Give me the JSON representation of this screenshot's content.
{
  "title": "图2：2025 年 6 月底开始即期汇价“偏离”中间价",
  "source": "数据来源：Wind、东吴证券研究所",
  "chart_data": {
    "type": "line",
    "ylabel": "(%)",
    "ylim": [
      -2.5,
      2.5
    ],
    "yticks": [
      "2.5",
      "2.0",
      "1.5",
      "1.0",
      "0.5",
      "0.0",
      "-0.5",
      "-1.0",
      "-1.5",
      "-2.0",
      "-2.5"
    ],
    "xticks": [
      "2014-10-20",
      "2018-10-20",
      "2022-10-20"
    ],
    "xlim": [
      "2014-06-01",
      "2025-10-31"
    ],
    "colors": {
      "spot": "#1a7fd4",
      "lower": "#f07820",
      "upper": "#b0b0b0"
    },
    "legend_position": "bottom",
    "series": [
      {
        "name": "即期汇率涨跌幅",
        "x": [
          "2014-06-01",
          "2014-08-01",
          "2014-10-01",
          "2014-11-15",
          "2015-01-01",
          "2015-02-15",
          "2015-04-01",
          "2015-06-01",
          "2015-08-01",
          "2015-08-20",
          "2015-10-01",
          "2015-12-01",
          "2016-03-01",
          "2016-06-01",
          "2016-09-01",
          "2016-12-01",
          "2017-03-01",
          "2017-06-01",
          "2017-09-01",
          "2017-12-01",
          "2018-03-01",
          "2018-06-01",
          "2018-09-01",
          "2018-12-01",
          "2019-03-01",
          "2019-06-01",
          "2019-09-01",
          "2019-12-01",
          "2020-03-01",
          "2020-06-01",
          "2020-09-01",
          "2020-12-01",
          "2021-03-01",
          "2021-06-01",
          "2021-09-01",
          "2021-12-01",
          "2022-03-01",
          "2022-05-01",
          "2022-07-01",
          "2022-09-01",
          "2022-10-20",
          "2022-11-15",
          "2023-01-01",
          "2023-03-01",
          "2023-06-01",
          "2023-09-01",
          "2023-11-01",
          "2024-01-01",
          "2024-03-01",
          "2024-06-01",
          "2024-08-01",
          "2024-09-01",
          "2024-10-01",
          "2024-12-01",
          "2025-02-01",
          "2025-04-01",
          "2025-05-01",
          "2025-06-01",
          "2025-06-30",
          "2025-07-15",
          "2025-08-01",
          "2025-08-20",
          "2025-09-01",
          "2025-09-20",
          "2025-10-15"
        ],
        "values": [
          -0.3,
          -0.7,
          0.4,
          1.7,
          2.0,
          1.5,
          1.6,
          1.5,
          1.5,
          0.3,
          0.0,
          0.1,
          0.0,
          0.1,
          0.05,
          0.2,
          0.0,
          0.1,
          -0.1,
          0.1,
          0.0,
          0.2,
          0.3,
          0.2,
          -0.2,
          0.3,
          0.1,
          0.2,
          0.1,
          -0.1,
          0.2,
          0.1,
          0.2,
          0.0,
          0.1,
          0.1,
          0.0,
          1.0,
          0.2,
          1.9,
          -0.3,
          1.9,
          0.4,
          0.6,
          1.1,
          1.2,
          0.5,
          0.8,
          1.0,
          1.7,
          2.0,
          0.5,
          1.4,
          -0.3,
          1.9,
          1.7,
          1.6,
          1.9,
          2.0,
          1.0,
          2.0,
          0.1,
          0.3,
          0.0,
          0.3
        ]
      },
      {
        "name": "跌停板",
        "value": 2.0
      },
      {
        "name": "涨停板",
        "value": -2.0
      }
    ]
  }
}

+ + +

- Task to complete
Copy each line of the data exactly, leaving nothing out.

- The completed task
Give me the JSON representation of this screenshot's content.
{
  "title": "图2：2025 年 6 月底开始即期汇价“偏离”中间价",
  "source": "数据来源：Wind、东吴证券研究所",
  "chart_data": {
    "type": "line",
    "ylabel": "(%)",
    "ylim": [
      -2.5,
      2.5
    ],
    "yticks": [
      "2.5",
      "2.0",
      "1.5",
      "1.0",
      "0.5",
      "0.0",
      "-0.5",
      "-1.0",
      "-1.5",
      "-2.0",
      "-2.5"
    ],
    "xticks": [
      "2014-10-20",
      "2018-10-20",
      "2022-10-20"
    ],
    "xlim": [
      "2014-06-01",
      "2025-10-31"
    ],
    "colors": {
      "spot": "#1a7fd4",
      "lower": "#f07820",
      "upper": "#b0b0b0"
    },
    "legend_position": "bottom",
    "series": [
      {
        "name": "即期汇率涨跌幅",
        "x": [
          "2014-06-01",
          "2014-08-01",
          "2014-10-01",
          "2014-11-15",
          "2015-01-01",
          "2015-02-15",
          "2015-04-01",
          "2015-06-01",
          "2015-08-01",
          "2015-08-20",
          "2015-10-01",
          "2015-12-01",
          "2016-03-01",
          "2016-06-01",
          "2016-09-01",
          "2016-12-01",
          "2017-03-01",
          "2017-06-01",
          "2017-09-01",
          "2017-12-01",
          "2018-03-01",
          "2018-06-01",
          "2018-09-01",
          "2018-12-01",
          "2019-03-01",
          "2019-06-01",
          "2019-09-01",
          "2019-12-01",
          "2020-03-01",
          "2020-06-01",
          "2020-09-01",
          "2020-12-01",
          "2021-03-01",
          "2021-06-01",
          "2021-09-01",
          "2021-12-01",
          "2022-03-01",
          "2022-05-01",
          "2022-07-01",
          "2022-09-01",
          "2022-10-20",
          "2022-11-15",
          "2023-01-01",
          "2023-03-01",
          "2023-06-01",
          "2023-09-01",
          "2023-11-01",
          "2024-01-01",
          "2024-03-01",
          "2024-06-01",
          "2024-08-01",
          "2024-09-01",
          "2024-10-01",
          "2024-12-01",
          "2025-02-01",
          "2025-04-01",
          "2025-05-01",
          "2025-06-01",
          "2025-06-30",
          "2025-07-15",
          "2025-08-01",
          "2025-08-20",
          "2025-09-01",
          "2025-09-20",
          "2025-10-15"
        ],
        "values": [
          -0.3,
          -0.7,
          0.4,
          1.7,
          2.0,
          1.5,
          1.6,
          1.5,
          1.5,
          0.3,
          0.0,
          0.1,
          0.0,
          0.1,
          0.05,
          0.2,
          0.0,
          0.1,
          -0.1,
          0.1,
          0.0,
          0.2,
          0.3,
          0.2,
          -0.2,
          0.3,
          0.1,
          0.2,
          0.1,
          -0.1,
          0.2,
          0.1,
          0.2,
          0.0,
          0.1,
          0.1,
          0.0,
          1.0,
          0.2,
          1.9,
          -0.3,
          1.9,
          0.4,
          0.6,
          1.1,
          1.2,
          0.5,
          0.8,
          1.0,
          1.7,
          2.0,
          0.5,
          1.4,
          -0.3,
          1.9,
          1.7,
          1.6,
          1.9,
          2.0,
          1.0,
          2.0,
          0.1,
          0.3,
          0.0,
          0.3
        ]
      },
      {
        "name": "跌停板",
        "value": 2.0
      },
      {
        "name": "涨停板",
        "value": -2.0
      }
    ]
  }
}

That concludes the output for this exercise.